Kadcyla image

Roche should be ‘shamed’ into lowering cancer drug price

pharmafile | September 16, 2014 | News story | Medical Communications, Sales and Marketing Kadcyla, Margaret Connolly, Roche, Swiss, breast cancer, trastuzumab emtansine 

A public petition to force Roche to lower the cost of its costly new breast cancer drug Kadcyla has been spread online by a disease survivor.

The petition has been set up by Margaret Connolly, a British woman who survived breast cancer nearly five years ago. She says: “Thirteen years ago a five-year-old boy told me all he wanted for Christmas was ‘just one thing auntie Margaret: five minutes with my mummy’.

“It broke my heart – his wonderful mummy Helen Mulhearn had suffered an awful death 16 months previously due to late diagnosed breast cancer.

“At that time there were not many drugs that could have helped her. Four and a half years ago I was also found to have breast cancer [but] I was lucky – I was diagnosed early – with standard breast cancer suitable for a drug called tamoxifen [a generic hormonal therapy] that cost pennies.”

--------------------------------

Task brief:
Write the next few paragraphs of the news story above about the petition over Kadcyla's price, starting right after its final sentence.

--------------------------------

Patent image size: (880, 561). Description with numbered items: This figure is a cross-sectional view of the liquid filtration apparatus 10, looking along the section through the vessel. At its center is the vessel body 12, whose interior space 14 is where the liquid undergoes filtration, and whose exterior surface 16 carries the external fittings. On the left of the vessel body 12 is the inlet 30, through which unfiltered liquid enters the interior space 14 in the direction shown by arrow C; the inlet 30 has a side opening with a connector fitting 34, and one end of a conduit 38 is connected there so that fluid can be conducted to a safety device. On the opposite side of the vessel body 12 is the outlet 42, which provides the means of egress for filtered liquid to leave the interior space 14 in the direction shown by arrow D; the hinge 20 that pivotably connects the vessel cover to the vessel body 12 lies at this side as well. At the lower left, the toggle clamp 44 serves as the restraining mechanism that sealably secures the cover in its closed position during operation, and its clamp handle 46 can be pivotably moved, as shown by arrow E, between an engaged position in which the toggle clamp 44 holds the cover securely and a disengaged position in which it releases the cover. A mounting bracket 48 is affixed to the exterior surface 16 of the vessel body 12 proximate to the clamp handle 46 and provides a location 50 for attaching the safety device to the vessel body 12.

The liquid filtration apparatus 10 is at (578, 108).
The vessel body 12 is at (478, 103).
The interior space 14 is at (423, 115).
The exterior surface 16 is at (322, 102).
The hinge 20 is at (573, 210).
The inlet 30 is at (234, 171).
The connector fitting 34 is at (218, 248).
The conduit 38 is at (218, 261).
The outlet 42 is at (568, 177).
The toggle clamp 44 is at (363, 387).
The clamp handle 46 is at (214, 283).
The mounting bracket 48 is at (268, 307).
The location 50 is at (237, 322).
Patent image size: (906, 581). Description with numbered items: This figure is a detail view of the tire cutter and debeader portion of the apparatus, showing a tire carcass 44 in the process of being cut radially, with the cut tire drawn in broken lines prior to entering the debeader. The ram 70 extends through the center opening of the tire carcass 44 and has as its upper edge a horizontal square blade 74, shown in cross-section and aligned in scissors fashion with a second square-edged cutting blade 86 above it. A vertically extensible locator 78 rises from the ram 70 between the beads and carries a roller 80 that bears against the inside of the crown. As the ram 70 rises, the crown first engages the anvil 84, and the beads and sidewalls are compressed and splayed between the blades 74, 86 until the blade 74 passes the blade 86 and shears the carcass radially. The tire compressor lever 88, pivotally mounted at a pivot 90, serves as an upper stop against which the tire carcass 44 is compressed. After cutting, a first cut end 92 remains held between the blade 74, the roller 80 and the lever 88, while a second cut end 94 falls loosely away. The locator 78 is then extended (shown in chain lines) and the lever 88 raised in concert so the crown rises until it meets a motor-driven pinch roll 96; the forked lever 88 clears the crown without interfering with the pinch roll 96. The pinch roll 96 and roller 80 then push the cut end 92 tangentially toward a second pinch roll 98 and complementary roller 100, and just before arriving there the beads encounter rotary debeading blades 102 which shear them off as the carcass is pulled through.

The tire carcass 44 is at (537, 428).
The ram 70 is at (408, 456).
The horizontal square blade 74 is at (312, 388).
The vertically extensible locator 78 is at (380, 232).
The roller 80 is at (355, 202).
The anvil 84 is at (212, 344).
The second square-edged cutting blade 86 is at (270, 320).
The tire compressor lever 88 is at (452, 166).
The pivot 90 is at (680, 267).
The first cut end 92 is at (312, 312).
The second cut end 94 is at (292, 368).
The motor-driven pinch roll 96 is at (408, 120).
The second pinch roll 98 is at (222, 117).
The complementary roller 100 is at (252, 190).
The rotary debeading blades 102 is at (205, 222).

--------------------------------

Result of this exercise:
She says that today there are better treatments, notably in the form of Roche’s new breast cancer treatment Kadcyla (trastuzumab emtansine), which can extend life in terminal patients by an average of around six months (but cannot cure them).

The drug, however, costs £90,000, making it the most expensive cancer drug even introduced into the UK. Given its high price and relatively low efficacy, NICE is currently minded to reject its use on the NHS, according to draft guidance released in August.

The watchdog was unusually vociferous in its rejection of the medicine, with its chief executive Sir Andrew Dillon expressing his ‘disappointment’ in the firm’s decision to price the drug so highly.

Connolly says that Kadcyla “could help [some] young women with advanced breast cancer, but Roche has priced the drug at £90,000 – out of reach of the NHS”.

She concludes: “We [the signatories of the petition] call on Roche to reduce the price of Kadcyla to a level acceptable to NICE [which would be 60% of its current price]. We ask that this drug be available as a matter of course.”

The petition, called: ‘Shame on drugs giant Roche for denying breast cancer sufferers’ precious extra months of life’, has (at time of press) more than 4,500 signatures – and Connolly hopes to reach a high enough number in order to send it on to Severin Schwan, the chief executive of Roche. The number of signatures has risen dramatically, nearly doubling from 2,500 at the beginning of the day.

Jennifer Cozzane, head of heath economics at Roche, said after the drug was rejected by NICE that the price “reflects the value in terms of extra life”.

But this has not gone down well with many on the petition’s site, with one anonymous signatory saying: “I have three friends currently with breast cancer, all of whom are being helped with affordable drugs and therapy.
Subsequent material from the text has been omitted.